Request | Copy out all lines with the word "like" in them.

· · ·

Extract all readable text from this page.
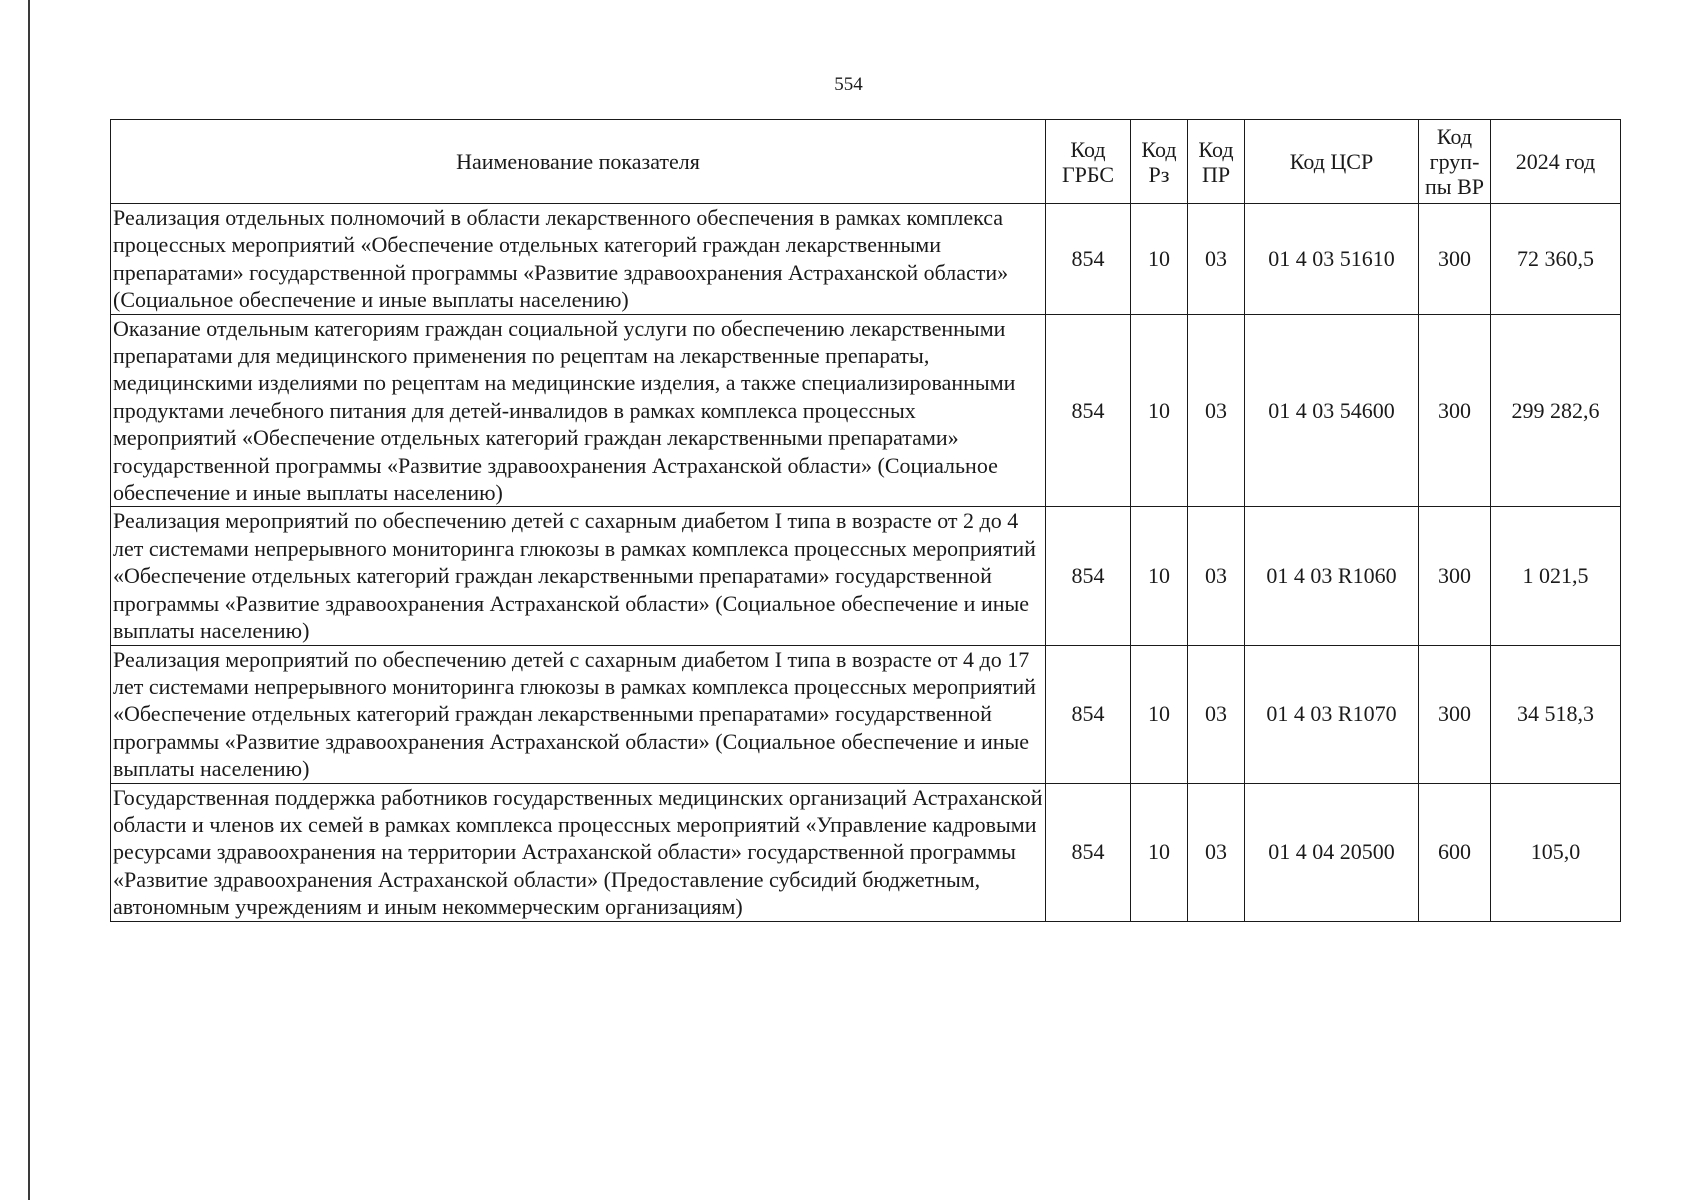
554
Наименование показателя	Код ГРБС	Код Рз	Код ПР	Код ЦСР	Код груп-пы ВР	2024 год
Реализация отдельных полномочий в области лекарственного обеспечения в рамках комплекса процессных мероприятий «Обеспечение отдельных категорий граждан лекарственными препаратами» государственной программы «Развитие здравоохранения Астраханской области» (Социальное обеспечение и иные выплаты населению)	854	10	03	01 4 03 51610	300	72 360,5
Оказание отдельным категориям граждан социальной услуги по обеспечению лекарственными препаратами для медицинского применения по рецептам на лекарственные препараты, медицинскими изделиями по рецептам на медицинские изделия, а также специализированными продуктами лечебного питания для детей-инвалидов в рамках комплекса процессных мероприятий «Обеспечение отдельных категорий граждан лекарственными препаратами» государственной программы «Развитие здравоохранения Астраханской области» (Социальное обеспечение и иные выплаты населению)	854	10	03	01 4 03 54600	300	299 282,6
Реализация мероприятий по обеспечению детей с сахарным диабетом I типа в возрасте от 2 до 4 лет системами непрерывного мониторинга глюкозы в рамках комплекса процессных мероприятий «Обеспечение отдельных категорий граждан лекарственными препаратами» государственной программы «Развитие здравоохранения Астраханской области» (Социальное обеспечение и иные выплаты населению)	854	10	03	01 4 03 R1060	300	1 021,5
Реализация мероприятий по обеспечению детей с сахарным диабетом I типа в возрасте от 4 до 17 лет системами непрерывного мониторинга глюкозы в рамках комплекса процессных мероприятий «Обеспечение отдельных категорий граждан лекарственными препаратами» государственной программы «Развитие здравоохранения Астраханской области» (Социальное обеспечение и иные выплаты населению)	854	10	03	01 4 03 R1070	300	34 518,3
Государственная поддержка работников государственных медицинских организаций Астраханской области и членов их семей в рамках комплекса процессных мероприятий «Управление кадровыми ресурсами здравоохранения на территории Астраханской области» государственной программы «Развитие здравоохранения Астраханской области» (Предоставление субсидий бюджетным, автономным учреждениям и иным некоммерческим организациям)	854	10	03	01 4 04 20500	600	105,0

· · ·

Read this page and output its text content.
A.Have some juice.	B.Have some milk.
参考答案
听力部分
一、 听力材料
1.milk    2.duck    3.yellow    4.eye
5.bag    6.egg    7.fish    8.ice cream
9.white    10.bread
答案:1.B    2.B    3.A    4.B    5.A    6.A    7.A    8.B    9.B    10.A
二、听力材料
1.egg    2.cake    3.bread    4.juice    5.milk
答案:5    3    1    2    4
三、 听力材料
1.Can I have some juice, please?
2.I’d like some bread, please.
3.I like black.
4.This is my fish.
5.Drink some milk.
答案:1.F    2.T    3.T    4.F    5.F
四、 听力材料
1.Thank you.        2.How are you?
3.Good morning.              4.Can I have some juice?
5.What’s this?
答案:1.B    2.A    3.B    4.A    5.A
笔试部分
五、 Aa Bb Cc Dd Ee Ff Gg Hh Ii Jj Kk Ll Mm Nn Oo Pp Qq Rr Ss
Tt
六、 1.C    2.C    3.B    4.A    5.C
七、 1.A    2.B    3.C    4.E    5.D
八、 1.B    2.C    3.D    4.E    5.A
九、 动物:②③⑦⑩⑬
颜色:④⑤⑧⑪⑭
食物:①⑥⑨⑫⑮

· · ·

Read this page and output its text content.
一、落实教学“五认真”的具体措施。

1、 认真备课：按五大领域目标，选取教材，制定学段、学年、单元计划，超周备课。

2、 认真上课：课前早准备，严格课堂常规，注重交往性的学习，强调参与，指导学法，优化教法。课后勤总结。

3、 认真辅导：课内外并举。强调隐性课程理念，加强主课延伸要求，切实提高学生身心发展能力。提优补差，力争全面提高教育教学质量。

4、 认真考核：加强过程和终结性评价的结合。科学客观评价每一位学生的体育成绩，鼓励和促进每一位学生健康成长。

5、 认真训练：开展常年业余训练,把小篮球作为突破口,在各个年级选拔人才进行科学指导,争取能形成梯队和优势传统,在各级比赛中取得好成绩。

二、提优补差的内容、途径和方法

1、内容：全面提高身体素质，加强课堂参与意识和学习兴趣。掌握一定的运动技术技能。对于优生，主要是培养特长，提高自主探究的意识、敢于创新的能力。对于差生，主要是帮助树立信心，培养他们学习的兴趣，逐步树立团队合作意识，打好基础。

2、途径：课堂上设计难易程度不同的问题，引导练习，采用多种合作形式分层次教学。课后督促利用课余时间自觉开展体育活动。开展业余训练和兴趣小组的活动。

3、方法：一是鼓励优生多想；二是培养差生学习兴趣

· · ·

Response to the task |
2.I’d like some bread, please.
3.I like black.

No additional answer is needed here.